Problem statement
For the material that follows, list every line containing the word "阅读文段".

╭─ Records for this task

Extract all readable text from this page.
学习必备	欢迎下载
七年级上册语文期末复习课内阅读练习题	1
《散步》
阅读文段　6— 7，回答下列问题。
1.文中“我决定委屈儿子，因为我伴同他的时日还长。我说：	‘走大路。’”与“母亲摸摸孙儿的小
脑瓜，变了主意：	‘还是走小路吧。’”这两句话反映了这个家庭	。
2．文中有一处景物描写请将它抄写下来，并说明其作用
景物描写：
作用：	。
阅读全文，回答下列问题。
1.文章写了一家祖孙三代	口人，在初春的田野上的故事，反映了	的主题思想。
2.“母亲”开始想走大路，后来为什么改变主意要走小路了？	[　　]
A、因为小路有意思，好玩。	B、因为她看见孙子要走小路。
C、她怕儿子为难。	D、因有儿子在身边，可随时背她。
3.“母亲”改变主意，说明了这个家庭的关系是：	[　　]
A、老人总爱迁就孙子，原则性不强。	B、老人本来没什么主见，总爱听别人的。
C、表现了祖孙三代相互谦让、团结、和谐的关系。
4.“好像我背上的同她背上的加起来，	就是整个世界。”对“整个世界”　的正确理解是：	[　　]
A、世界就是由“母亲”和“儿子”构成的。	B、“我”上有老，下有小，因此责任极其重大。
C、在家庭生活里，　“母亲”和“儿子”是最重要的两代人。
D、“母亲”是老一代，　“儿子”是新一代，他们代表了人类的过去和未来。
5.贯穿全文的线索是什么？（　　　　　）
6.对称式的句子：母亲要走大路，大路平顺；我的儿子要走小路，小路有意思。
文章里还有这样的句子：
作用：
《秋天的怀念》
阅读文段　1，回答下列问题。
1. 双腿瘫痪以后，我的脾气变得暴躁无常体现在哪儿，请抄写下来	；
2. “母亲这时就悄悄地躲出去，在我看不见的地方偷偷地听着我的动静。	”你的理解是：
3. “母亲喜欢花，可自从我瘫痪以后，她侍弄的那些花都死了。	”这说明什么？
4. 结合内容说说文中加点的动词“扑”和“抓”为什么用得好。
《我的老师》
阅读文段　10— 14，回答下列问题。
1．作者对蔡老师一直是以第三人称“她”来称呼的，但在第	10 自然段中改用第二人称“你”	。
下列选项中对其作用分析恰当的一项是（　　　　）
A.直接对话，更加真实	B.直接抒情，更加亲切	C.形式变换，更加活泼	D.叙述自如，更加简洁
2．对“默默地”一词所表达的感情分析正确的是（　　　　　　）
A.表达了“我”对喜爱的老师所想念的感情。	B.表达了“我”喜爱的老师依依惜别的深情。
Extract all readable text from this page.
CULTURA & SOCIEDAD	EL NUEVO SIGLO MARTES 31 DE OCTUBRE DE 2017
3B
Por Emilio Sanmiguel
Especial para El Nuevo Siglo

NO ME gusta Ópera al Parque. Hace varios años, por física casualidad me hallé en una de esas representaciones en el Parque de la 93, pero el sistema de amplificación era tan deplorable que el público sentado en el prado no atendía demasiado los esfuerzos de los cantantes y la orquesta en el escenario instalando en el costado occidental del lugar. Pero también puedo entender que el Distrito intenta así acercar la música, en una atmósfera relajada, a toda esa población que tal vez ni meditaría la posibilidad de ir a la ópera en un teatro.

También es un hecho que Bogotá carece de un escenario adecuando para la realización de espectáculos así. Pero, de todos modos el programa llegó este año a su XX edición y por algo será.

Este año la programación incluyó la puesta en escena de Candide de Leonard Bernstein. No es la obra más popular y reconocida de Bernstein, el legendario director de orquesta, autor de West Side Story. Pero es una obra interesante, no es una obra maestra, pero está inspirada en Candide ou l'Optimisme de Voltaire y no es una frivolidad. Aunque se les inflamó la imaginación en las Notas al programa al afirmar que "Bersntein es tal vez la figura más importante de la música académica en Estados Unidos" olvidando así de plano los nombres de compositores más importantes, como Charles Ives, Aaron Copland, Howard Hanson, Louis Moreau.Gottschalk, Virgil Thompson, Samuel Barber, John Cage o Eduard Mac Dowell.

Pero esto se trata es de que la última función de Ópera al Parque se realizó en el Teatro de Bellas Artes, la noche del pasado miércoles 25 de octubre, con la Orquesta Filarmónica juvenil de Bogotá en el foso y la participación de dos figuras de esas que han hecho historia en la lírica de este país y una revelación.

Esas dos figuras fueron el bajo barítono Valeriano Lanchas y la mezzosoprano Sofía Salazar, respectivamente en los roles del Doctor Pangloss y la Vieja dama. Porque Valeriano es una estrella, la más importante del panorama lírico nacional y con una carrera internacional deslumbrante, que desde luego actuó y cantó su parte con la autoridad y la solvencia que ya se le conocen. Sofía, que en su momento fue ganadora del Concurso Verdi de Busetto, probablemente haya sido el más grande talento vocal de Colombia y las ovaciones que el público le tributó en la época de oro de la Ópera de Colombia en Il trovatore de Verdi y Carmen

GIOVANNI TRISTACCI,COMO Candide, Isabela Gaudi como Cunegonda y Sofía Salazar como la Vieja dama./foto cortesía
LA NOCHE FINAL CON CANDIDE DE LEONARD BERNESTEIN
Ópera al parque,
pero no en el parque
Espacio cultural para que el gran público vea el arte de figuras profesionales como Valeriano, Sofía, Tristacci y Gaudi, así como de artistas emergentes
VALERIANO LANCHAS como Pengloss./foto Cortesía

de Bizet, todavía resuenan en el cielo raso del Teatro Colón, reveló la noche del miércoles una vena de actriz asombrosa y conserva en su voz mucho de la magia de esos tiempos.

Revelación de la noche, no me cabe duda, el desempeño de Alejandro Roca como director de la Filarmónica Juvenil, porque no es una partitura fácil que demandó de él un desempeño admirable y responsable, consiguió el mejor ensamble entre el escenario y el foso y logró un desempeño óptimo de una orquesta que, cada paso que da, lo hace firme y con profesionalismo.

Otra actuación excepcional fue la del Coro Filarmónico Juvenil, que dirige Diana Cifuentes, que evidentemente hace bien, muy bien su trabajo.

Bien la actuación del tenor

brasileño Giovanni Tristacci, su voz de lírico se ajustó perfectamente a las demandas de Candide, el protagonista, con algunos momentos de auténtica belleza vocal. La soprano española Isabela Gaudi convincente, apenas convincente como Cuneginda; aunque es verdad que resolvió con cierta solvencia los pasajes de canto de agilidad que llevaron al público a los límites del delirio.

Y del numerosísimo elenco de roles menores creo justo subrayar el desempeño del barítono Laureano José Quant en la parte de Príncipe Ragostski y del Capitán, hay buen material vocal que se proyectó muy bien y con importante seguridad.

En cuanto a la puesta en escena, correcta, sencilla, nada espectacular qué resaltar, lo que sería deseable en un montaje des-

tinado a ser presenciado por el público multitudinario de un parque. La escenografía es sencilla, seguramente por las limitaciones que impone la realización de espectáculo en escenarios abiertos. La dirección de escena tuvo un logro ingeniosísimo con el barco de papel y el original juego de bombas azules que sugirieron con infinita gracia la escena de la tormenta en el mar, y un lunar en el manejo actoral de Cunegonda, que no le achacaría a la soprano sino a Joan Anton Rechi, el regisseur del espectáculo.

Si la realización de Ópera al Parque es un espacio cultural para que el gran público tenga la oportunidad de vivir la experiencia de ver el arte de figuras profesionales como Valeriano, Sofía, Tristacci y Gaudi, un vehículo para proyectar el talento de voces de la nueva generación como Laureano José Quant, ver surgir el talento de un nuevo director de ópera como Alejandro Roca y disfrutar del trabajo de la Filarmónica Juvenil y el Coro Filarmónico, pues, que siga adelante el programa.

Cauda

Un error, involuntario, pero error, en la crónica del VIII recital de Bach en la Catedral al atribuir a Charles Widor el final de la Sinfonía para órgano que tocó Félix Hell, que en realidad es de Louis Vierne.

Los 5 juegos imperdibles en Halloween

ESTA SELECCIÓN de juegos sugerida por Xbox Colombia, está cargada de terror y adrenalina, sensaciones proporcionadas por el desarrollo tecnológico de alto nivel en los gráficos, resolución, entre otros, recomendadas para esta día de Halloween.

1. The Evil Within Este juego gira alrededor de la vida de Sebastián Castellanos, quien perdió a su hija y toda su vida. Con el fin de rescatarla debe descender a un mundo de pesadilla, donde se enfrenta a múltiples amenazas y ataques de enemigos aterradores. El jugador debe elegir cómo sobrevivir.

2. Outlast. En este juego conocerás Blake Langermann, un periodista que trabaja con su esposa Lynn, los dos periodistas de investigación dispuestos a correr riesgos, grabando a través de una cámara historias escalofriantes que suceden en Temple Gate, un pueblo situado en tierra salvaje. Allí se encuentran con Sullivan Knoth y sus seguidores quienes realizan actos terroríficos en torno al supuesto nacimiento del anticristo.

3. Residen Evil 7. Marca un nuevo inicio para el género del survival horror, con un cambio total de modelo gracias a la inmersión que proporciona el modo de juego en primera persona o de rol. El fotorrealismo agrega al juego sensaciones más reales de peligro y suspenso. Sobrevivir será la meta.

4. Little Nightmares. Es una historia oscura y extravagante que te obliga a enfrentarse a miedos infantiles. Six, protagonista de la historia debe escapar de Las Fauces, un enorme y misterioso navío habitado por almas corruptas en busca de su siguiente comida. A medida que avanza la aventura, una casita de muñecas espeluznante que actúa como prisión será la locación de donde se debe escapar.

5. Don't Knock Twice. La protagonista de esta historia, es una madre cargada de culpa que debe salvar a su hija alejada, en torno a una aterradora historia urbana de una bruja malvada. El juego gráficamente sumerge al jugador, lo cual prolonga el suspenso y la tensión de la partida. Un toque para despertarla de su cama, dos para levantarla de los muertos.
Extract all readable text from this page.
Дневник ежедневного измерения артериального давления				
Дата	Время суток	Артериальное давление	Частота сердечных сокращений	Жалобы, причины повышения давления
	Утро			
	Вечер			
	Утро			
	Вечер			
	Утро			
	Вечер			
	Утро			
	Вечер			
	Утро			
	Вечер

╰─

Solution to the exercise
阅读文段　6— 7，回答下列问题。
阅读文段　1，回答下列问题。
阅读文段　10— 14，回答下列问题。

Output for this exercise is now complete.